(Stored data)
(begin)

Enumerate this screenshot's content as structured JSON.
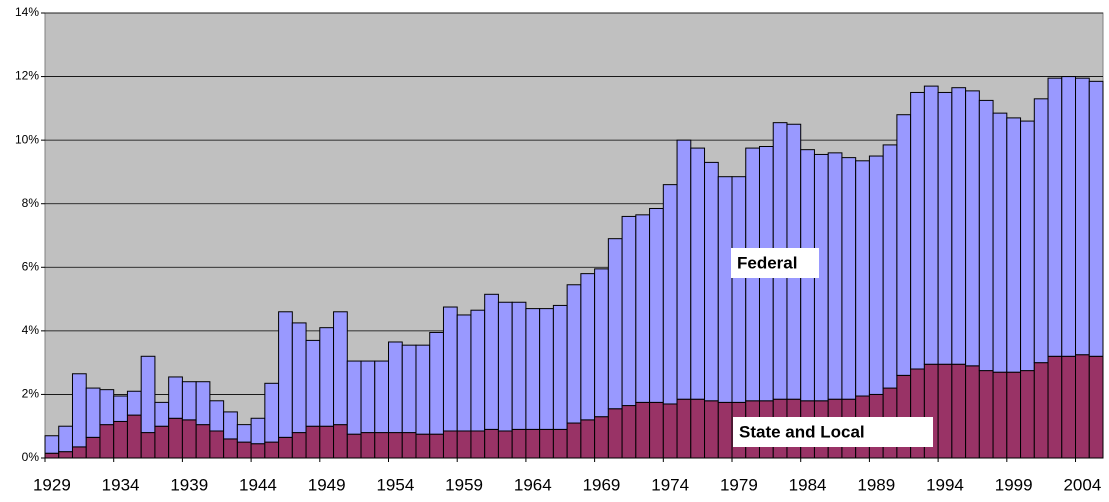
{
  "chart_data": {
    "type": "stacked_bar",
    "categories": [
      "1929",
      null,
      null,
      null,
      null,
      "1934",
      null,
      null,
      null,
      null,
      "1939",
      null,
      null,
      null,
      null,
      "1944",
      null,
      null,
      null,
      null,
      "1949",
      null,
      null,
      null,
      null,
      "1954",
      null,
      null,
      null,
      null,
      "1959",
      null,
      null,
      null,
      null,
      "1964",
      null,
      null,
      null,
      null,
      "1969",
      null,
      null,
      null,
      null,
      "1974",
      null,
      null,
      null,
      null,
      "1979",
      null,
      null,
      null,
      null,
      "1984",
      null,
      null,
      null,
      null,
      "1989",
      null,
      null,
      null,
      null,
      "1994",
      null,
      null,
      null,
      null,
      "1999",
      null,
      null,
      null,
      null,
      "2004",
      null
    ],
    "series": [
      {
        "name": "State and Local",
        "color": "#993366",
        "values": [
          0.15,
          0.2,
          0.35,
          0.65,
          1.05,
          1.15,
          1.35,
          0.8,
          1.0,
          1.25,
          1.2,
          1.05,
          0.85,
          0.6,
          0.5,
          0.45,
          0.5,
          0.65,
          0.8,
          1.0,
          1.0,
          1.05,
          0.75,
          0.8,
          0.8,
          0.8,
          0.8,
          0.75,
          0.75,
          0.85,
          0.85,
          0.85,
          0.9,
          0.85,
          0.9,
          0.9,
          0.9,
          0.9,
          1.1,
          1.2,
          1.3,
          1.55,
          1.65,
          1.75,
          1.75,
          1.7,
          1.85,
          1.85,
          1.8,
          1.75,
          1.75,
          1.8,
          1.8,
          1.85,
          1.85,
          1.8,
          1.8,
          1.85,
          1.85,
          1.95,
          2.0,
          2.2,
          2.6,
          2.8,
          2.95,
          2.95,
          2.95,
          2.9,
          2.75,
          2.7,
          2.7,
          2.75,
          3.0,
          3.2,
          3.2,
          3.25,
          3.2
        ]
      },
      {
        "name": "Federal",
        "color": "#9999ff",
        "values": [
          0.55,
          0.8,
          2.3,
          1.55,
          1.1,
          0.8,
          0.75,
          2.4,
          0.75,
          1.3,
          1.2,
          1.35,
          0.95,
          0.85,
          0.55,
          0.8,
          1.85,
          3.95,
          3.45,
          2.7,
          3.1,
          3.55,
          2.3,
          2.25,
          2.25,
          2.85,
          2.75,
          2.8,
          3.2,
          3.9,
          3.65,
          3.8,
          4.25,
          4.05,
          4.0,
          3.8,
          3.8,
          3.9,
          4.35,
          4.6,
          4.65,
          5.35,
          5.95,
          5.9,
          6.1,
          6.9,
          8.15,
          7.9,
          7.5,
          7.1,
          7.1,
          7.95,
          8.0,
          8.7,
          8.65,
          7.9,
          7.75,
          7.75,
          7.6,
          7.4,
          7.5,
          7.65,
          8.2,
          8.7,
          8.75,
          8.55,
          8.7,
          8.65,
          8.5,
          8.15,
          8.0,
          7.85,
          8.3,
          8.75,
          8.8,
          8.7,
          8.65
        ]
      }
    ],
    "ylim": [
      0,
      14
    ],
    "yticks": [
      {
        "value": 0,
        "label": "0%"
      },
      {
        "value": 2,
        "label": "2%"
      },
      {
        "value": 4,
        "label": "4%"
      },
      {
        "value": 6,
        "label": "6%"
      },
      {
        "value": 8,
        "label": "8%"
      },
      {
        "value": 10,
        "label": "10%"
      },
      {
        "value": 12,
        "label": "12%"
      },
      {
        "value": 14,
        "label": "14%"
      }
    ],
    "grid": true,
    "plot_background": "#c0c0c0"
  }
}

(end)

#### Your instructions:
Copy the listing in full and without alteration, omitting every picture.

#### Solution to this exercise:
Enumerate this screenshot's content as structured JSON.
{
  "chart_data": {
    "type": "stacked_bar",
    "categories": [
      "1929",
      null,
      null,
      null,
      null,
      "1934",
      null,
      null,
      null,
      null,
      "1939",
      null,
      null,
      null,
      null,
      "1944",
      null,
      null,
      null,
      null,
      "1949",
      null,
      null,
      null,
      null,
      "1954",
      null,
      null,
      null,
      null,
      "1959",
      null,
      null,
      null,
      null,
      "1964",
      null,
      null,
      null,
      null,
      "1969",
      null,
      null,
      null,
      null,
      "1974",
      null,
      null,
      null,
      null,
      "1979",
      null,
      null,
      null,
      null,
      "1984",
      null,
      null,
      null,
      null,
      "1989",
      null,
      null,
      null,
      null,
      "1994",
      null,
      null,
      null,
      null,
      "1999",
      null,
      null,
      null,
      null,
      "2004",
      null
    ],
    "series": [
      {
        "name": "State and Local",
        "color": "#993366",
        "values": [
          0.15,
          0.2,
          0.35,
          0.65,
          1.05,
          1.15,
          1.35,
          0.8,
          1.0,
          1.25,
          1.2,
          1.05,
          0.85,
          0.6,
          0.5,
          0.45,
          0.5,
          0.65,
          0.8,
          1.0,
          1.0,
          1.05,
          0.75,
          0.8,
          0.8,
          0.8,
          0.8,
          0.75,
          0.75,
          0.85,
          0.85,
          0.85,
          0.9,
          0.85,
          0.9,
          0.9,
          0.9,
          0.9,
          1.1,
          1.2,
          1.3,
          1.55,
          1.65,
          1.75,
          1.75,
          1.7,
          1.85,
          1.85,
          1.8,
          1.75,
          1.75,
          1.8,
          1.8,
          1.85,
          1.85,
          1.8,
          1.8,
          1.85,
          1.85,
          1.95,
          2.0,
          2.2,
          2.6,
          2.8,
          2.95,
          2.95,
          2.95,
          2.9,
          2.75,
          2.7,
          2.7,
          2.75,
          3.0,
          3.2,
          3.2,
          3.25,
          3.2
        ]
      },
      {
        "name": "Federal",
        "color": "#9999ff",
        "values": [
          0.55,
          0.8,
          2.3,
          1.55,
          1.1,
          0.8,
          0.75,
          2.4,
          0.75,
          1.3,
          1.2,
          1.35,
          0.95,
          0.85,
          0.55,
          0.8,
          1.85,
          3.95,
          3.45,
          2.7,
          3.1,
          3.55,
          2.3,
          2.25,
          2.25,
          2.85,
          2.75,
          2.8,
          3.2,
          3.9,
          3.65,
          3.8,
          4.25,
          4.05,
          4.0,
          3.8,
          3.8,
          3.9,
          4.35,
          4.6,
          4.65,
          5.35,
          5.95,
          5.9,
          6.1,
          6.9,
          8.15,
          7.9,
          7.5,
          7.1,
          7.1,
          7.95,
          8.0,
          8.7,
          8.65,
          7.9,
          7.75,
          7.75,
          7.6,
          7.4,
          7.5,
          7.65,
          8.2,
          8.7,
          8.75,
          8.55,
          8.7,
          8.65,
          8.5,
          8.15,
          8.0,
          7.85,
          8.3,
          8.75,
          8.8,
          8.7,
          8.65
        ]
      }
    ],
    "ylim": [
      0,
      14
    ],
    "yticks": [
      {
        "value": 0,
        "label": "0%"
      },
      {
        "value": 2,
        "label": "2%"
      },
      {
        "value": 4,
        "label": "4%"
      },
      {
        "value": 6,
        "label": "6%"
      },
      {
        "value": 8,
        "label": "8%"
      },
      {
        "value": 10,
        "label": "10%"
      },
      {
        "value": 12,
        "label": "12%"
      },
      {
        "value": 14,
        "label": "14%"
      }
    ],
    "grid": true,
    "plot_background": "#c0c0c0"
  }
}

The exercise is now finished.